* [Exercise requirements]:
"summary" appears in how many lines of the entries? State only the number.

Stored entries
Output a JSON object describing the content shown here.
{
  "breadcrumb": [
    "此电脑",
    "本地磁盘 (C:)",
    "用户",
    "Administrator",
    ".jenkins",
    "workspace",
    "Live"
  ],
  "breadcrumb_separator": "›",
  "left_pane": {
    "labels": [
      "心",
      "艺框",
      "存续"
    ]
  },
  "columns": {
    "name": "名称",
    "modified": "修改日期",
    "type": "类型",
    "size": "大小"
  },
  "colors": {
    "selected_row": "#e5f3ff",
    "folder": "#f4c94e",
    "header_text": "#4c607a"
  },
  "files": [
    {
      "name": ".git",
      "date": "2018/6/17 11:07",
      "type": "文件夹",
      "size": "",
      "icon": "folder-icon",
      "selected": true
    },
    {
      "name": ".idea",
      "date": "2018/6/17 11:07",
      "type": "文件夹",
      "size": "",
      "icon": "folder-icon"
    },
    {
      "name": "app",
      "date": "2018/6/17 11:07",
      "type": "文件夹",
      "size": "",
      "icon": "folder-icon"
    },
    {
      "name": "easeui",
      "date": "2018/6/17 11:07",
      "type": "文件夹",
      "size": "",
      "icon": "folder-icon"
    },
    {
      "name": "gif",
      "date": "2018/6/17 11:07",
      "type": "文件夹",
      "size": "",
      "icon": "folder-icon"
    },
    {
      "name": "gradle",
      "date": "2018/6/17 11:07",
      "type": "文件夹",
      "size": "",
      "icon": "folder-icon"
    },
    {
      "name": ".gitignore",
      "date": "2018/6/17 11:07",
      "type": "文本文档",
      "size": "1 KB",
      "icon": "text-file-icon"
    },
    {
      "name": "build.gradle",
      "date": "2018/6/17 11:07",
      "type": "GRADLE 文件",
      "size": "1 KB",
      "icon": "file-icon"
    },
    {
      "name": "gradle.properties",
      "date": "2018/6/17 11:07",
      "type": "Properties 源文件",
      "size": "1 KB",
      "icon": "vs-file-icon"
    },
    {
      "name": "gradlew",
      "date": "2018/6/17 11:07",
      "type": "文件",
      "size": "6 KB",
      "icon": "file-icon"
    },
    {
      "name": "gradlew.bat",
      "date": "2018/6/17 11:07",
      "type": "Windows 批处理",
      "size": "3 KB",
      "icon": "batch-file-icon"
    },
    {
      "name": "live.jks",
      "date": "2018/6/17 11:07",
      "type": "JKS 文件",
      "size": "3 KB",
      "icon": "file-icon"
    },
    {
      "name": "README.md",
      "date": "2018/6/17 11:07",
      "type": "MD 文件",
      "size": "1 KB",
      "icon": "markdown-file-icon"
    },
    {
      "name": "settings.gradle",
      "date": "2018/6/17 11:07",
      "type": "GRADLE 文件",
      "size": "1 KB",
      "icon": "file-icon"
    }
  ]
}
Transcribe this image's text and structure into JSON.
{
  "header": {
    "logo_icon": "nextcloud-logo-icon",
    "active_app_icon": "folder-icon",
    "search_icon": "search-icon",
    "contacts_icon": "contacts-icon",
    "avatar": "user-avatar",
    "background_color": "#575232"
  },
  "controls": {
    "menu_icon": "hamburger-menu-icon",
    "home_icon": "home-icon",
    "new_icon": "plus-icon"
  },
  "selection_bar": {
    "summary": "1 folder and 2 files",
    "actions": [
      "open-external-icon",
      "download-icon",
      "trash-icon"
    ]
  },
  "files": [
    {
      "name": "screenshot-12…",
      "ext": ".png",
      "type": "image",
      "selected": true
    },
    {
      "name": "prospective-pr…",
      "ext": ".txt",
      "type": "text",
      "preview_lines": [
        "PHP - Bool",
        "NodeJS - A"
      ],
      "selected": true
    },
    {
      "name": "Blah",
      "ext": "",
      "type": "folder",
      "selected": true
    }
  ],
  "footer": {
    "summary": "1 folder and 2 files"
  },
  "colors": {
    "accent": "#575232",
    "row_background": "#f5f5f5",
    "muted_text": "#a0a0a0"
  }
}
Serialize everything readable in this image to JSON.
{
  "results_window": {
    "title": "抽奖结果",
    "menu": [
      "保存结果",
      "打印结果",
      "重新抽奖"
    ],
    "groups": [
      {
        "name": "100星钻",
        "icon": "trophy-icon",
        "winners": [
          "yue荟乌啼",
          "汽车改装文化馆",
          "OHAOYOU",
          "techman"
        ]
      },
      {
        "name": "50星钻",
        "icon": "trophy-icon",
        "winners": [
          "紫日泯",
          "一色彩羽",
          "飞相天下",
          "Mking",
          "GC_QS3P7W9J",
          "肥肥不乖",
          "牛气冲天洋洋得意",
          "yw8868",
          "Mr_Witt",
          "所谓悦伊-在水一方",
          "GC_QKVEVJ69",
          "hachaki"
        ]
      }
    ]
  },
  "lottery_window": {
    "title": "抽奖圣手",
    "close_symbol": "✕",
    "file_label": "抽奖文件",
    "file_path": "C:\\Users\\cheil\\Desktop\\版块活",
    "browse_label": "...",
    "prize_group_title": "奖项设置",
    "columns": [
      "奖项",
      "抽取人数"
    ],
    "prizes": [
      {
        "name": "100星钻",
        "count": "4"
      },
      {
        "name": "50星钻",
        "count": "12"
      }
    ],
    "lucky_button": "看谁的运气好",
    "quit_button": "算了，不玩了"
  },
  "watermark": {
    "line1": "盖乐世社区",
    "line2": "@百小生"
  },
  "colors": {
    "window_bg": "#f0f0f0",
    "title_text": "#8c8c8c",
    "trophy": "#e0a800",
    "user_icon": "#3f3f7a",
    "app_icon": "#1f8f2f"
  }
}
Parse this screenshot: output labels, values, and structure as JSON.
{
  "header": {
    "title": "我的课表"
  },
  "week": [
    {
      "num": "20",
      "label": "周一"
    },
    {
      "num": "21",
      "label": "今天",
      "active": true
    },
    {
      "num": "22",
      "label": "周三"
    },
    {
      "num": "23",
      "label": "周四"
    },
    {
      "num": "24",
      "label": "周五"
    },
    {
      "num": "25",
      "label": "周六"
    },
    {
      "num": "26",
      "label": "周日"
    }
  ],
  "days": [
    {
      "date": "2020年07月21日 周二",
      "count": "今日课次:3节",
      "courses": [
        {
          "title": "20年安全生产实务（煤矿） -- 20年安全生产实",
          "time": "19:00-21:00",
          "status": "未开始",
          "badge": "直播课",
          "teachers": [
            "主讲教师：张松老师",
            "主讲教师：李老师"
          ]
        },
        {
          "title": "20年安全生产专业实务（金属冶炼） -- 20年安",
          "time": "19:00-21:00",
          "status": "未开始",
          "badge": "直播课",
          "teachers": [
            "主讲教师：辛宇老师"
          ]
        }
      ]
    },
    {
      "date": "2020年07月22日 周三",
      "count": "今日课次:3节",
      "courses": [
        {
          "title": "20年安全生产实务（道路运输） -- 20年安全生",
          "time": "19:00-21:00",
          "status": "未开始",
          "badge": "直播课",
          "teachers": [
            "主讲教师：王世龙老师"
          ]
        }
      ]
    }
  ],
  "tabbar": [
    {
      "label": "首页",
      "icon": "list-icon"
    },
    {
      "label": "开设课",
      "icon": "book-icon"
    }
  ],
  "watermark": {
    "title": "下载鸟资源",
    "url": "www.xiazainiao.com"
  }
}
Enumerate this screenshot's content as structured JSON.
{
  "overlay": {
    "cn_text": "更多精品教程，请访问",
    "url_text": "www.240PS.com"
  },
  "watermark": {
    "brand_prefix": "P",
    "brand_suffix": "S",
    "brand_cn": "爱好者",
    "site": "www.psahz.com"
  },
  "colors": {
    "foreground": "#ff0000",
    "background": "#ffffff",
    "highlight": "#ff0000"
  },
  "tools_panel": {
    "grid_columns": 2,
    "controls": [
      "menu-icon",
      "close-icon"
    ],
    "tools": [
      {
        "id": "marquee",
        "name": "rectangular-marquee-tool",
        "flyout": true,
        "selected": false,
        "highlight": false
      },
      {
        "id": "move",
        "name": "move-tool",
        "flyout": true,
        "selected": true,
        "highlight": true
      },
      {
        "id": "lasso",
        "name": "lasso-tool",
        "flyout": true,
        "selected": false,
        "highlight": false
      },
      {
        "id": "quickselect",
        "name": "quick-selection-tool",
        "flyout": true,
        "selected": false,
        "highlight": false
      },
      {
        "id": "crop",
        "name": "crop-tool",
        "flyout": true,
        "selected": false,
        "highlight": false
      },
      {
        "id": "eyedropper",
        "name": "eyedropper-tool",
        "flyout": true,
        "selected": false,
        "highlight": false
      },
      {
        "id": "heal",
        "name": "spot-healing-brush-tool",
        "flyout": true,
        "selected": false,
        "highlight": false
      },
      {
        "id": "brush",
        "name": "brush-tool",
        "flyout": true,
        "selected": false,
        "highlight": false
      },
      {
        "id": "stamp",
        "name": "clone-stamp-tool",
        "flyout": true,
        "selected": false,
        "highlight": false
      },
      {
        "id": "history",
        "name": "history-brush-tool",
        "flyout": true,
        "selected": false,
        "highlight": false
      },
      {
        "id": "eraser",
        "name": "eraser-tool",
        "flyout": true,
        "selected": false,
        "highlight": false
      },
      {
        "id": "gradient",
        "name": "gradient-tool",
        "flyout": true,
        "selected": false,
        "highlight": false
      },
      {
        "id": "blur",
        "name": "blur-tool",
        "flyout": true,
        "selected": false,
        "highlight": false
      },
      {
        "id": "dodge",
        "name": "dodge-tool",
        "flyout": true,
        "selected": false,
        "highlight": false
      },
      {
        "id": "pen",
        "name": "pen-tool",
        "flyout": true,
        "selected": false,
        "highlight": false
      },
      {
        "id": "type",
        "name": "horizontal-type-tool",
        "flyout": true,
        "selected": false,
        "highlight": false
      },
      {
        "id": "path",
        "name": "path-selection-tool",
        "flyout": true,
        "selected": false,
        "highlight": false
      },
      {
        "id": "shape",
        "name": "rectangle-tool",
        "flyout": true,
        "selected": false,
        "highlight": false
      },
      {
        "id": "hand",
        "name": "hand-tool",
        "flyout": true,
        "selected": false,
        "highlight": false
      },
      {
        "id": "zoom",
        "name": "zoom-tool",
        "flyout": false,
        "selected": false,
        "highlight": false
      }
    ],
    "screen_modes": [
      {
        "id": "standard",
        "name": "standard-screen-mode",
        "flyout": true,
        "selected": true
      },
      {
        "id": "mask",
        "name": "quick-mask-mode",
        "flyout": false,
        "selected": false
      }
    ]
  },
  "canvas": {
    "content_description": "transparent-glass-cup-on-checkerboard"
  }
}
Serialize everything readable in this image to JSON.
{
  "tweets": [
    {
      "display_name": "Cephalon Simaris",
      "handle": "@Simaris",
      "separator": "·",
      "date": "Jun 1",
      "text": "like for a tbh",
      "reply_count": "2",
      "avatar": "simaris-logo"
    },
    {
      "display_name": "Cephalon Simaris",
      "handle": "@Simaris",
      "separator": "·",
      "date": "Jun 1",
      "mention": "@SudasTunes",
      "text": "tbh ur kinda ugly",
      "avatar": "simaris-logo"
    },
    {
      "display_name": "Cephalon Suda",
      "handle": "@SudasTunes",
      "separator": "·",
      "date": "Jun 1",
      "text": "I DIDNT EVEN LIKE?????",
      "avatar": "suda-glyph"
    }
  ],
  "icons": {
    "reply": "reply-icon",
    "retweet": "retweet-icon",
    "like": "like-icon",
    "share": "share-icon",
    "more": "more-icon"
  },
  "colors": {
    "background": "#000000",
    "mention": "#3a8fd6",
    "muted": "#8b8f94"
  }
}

* [Output for this exercise]:
2